§ Record excerpts
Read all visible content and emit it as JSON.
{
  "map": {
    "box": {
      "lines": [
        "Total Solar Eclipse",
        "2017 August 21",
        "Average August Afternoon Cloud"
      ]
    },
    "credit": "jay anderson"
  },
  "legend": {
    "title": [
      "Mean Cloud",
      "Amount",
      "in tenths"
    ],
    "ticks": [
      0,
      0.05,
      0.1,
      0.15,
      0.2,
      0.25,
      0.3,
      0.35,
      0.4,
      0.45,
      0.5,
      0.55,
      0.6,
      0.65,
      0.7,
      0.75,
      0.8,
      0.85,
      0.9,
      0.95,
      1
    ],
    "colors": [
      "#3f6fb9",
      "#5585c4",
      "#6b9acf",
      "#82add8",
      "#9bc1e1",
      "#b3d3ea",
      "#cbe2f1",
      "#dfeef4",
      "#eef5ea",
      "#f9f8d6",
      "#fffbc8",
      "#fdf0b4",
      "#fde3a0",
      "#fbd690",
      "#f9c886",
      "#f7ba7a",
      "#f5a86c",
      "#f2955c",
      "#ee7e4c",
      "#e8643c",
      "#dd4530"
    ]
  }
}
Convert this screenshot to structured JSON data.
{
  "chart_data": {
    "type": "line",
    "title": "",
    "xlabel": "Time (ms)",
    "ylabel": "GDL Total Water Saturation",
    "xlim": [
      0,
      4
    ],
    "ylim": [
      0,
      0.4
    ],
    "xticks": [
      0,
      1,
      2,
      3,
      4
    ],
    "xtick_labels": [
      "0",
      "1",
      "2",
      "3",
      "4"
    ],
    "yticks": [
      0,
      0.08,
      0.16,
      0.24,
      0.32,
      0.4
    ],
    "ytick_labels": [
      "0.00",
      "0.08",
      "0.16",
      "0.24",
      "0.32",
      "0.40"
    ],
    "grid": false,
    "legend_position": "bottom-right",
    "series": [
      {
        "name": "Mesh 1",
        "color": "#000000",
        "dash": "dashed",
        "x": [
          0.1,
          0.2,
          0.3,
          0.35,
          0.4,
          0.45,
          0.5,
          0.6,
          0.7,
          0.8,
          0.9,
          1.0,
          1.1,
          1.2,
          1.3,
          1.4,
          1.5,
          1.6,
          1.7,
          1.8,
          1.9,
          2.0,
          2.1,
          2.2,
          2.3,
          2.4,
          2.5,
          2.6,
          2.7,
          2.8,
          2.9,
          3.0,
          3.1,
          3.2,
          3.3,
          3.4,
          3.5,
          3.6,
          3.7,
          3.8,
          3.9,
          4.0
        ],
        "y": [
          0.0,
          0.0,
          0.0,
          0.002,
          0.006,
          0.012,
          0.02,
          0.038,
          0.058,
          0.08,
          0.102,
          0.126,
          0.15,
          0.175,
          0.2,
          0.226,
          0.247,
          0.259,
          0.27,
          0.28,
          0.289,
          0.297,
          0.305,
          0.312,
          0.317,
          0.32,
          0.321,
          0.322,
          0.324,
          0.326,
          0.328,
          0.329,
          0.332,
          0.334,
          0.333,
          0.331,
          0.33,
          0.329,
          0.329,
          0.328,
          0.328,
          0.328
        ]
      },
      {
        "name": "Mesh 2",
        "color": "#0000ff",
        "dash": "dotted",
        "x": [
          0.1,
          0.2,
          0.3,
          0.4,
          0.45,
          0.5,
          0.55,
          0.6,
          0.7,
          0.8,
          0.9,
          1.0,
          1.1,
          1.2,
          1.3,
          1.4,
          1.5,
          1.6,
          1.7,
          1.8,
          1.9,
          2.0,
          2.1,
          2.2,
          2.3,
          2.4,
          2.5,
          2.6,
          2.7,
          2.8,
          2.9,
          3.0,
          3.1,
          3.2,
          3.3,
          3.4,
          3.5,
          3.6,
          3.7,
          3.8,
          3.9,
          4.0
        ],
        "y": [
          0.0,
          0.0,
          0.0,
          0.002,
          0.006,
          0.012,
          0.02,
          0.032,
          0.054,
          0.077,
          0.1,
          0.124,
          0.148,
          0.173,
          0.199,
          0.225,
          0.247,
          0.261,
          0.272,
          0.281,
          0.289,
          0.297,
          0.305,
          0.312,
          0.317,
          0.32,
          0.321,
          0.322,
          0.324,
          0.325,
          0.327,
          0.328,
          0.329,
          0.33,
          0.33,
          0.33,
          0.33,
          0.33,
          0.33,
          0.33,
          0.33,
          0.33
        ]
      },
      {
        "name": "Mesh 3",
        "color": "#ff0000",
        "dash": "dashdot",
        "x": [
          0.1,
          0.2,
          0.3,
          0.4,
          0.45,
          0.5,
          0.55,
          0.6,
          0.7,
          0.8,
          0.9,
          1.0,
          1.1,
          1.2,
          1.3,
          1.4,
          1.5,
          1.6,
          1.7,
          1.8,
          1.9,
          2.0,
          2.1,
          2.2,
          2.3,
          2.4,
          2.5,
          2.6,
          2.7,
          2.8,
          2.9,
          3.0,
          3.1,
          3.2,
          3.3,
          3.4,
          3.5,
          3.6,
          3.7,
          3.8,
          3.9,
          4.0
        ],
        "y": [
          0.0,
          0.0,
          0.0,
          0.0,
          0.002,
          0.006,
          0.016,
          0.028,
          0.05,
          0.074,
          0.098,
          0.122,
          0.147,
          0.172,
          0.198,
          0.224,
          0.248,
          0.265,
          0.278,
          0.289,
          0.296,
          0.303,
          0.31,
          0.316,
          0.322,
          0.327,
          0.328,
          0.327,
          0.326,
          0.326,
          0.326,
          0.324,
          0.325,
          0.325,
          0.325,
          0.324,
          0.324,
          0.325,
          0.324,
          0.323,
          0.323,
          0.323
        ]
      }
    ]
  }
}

§ Task instructions
Lines of the material that contain the word "dash" are to be gathered.

§ Answer for this exercise
        "dash": "dashed",
        "dash": "dotted",
        "dash": "dashdot",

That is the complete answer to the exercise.